WRITTEN EXERCISE – A single number is the answer here: how many lines of the entries contain "hhmm"?
>> begin
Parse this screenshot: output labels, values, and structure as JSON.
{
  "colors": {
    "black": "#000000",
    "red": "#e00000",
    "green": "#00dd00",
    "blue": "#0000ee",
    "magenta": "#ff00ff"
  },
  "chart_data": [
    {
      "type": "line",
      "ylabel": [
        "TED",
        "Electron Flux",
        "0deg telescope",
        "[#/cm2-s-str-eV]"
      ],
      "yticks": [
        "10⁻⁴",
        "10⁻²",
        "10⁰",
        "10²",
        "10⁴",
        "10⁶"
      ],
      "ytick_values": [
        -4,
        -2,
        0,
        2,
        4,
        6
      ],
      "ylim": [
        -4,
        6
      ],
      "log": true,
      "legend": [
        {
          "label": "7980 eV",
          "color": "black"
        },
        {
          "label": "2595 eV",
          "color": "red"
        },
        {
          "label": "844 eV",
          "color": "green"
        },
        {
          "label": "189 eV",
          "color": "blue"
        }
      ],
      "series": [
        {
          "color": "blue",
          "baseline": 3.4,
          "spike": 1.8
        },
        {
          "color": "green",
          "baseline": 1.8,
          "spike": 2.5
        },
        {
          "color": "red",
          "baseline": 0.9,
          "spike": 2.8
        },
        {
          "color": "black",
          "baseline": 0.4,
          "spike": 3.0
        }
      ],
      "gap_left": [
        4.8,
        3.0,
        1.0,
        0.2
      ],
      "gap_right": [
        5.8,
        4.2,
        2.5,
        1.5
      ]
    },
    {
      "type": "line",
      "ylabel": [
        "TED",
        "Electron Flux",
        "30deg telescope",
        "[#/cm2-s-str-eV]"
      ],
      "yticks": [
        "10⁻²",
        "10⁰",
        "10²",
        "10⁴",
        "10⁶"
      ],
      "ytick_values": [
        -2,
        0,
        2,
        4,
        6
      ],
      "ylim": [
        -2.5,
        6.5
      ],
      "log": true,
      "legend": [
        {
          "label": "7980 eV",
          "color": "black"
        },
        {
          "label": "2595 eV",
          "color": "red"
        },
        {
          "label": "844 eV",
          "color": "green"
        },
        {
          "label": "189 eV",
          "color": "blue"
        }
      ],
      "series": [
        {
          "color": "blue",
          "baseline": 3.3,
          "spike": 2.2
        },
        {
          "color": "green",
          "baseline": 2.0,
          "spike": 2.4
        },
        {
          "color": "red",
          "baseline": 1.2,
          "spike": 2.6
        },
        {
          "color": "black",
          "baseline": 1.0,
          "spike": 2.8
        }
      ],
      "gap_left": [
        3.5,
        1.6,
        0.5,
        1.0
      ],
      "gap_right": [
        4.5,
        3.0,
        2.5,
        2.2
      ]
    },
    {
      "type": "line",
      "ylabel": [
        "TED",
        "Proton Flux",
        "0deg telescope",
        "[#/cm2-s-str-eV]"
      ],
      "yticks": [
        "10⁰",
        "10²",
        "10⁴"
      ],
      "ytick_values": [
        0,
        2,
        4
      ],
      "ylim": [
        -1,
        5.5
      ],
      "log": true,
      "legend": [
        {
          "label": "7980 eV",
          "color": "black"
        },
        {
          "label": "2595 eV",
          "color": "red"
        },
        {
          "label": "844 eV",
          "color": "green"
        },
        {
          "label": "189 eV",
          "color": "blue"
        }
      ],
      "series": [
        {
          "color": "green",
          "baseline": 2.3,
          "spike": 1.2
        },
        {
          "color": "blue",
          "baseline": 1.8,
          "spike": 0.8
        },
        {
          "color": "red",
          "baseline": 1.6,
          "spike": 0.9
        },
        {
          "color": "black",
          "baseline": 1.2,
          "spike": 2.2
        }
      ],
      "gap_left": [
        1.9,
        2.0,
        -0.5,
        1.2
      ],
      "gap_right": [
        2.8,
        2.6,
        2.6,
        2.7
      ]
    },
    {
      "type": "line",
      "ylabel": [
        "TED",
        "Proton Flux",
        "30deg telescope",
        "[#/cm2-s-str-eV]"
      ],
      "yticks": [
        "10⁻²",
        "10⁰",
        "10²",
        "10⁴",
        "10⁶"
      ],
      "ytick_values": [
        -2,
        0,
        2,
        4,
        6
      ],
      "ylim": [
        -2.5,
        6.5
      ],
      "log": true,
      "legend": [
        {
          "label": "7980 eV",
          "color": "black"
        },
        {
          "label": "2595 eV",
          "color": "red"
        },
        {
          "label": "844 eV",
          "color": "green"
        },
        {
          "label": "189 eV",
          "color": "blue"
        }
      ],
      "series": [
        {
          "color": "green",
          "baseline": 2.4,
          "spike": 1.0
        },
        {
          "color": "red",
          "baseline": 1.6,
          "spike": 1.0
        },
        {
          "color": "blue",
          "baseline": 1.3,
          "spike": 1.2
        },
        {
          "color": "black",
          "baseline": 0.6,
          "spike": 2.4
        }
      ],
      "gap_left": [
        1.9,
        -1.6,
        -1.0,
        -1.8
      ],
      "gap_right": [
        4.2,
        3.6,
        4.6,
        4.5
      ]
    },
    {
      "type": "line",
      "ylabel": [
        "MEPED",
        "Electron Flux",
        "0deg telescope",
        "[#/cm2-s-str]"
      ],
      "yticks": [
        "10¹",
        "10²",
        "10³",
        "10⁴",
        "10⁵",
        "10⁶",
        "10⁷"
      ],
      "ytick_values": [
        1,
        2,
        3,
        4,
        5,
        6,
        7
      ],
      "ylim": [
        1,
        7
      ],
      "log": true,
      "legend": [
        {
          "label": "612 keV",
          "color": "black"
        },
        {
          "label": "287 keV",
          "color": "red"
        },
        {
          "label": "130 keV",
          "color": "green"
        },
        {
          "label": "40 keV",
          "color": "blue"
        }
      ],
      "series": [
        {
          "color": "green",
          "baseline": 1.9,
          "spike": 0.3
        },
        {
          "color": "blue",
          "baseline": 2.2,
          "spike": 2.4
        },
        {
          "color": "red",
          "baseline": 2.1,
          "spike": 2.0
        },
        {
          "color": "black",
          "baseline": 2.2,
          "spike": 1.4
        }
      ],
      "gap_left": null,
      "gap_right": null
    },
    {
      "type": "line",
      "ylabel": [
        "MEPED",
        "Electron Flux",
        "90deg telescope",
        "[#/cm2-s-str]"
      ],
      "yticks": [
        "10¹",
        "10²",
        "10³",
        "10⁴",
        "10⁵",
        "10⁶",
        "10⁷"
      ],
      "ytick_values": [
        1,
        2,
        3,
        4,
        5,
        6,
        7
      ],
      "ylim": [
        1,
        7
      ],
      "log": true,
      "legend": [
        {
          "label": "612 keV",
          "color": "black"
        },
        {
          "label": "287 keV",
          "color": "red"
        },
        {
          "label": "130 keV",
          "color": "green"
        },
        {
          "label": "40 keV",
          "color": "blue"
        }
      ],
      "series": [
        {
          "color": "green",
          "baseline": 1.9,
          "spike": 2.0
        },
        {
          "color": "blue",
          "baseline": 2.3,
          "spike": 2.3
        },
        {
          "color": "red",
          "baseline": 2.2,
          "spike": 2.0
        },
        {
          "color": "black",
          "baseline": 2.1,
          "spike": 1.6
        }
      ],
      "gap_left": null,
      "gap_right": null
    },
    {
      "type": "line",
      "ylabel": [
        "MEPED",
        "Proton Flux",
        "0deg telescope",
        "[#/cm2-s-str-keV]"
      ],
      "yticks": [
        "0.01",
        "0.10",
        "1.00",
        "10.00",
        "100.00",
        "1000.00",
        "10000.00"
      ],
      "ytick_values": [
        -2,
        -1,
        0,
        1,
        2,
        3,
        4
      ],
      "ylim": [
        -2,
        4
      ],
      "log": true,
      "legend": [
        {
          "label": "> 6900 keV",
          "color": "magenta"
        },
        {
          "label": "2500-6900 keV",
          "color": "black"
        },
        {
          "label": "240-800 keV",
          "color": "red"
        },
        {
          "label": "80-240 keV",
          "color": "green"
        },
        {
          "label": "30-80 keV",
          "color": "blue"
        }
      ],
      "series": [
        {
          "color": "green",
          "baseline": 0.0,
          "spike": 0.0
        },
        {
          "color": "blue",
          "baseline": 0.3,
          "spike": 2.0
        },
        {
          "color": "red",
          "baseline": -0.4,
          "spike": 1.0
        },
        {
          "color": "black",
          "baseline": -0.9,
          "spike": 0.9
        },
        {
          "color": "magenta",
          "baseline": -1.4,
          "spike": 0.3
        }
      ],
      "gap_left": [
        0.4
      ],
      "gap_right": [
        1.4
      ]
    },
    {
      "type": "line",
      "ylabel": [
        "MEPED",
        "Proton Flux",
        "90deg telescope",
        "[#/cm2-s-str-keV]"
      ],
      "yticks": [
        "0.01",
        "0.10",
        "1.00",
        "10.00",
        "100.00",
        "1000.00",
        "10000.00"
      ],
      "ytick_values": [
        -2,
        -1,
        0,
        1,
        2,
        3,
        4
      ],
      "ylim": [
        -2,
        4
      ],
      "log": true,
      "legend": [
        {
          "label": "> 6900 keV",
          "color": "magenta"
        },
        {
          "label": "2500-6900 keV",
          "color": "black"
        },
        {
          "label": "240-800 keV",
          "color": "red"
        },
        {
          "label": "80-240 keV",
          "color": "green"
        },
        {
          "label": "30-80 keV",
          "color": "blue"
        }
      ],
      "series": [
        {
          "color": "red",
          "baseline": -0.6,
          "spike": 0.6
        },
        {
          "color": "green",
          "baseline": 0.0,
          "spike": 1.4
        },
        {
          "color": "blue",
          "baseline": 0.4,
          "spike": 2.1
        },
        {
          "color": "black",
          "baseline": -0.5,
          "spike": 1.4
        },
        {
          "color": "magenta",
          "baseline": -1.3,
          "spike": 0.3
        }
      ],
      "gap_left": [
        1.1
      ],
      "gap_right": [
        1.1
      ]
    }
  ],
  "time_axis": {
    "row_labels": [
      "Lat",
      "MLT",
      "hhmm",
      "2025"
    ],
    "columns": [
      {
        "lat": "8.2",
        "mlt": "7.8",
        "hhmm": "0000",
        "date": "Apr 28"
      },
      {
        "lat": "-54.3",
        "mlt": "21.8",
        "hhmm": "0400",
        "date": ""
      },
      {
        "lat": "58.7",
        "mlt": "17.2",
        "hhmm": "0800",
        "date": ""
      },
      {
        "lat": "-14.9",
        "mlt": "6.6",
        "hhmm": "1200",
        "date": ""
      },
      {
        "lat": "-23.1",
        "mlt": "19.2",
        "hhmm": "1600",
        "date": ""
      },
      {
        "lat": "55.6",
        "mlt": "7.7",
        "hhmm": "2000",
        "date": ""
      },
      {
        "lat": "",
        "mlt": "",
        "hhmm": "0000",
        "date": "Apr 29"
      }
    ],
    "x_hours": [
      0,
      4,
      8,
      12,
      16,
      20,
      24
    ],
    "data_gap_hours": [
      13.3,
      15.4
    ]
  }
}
>> end
RESPONSE TO THIS EXERCISE – 8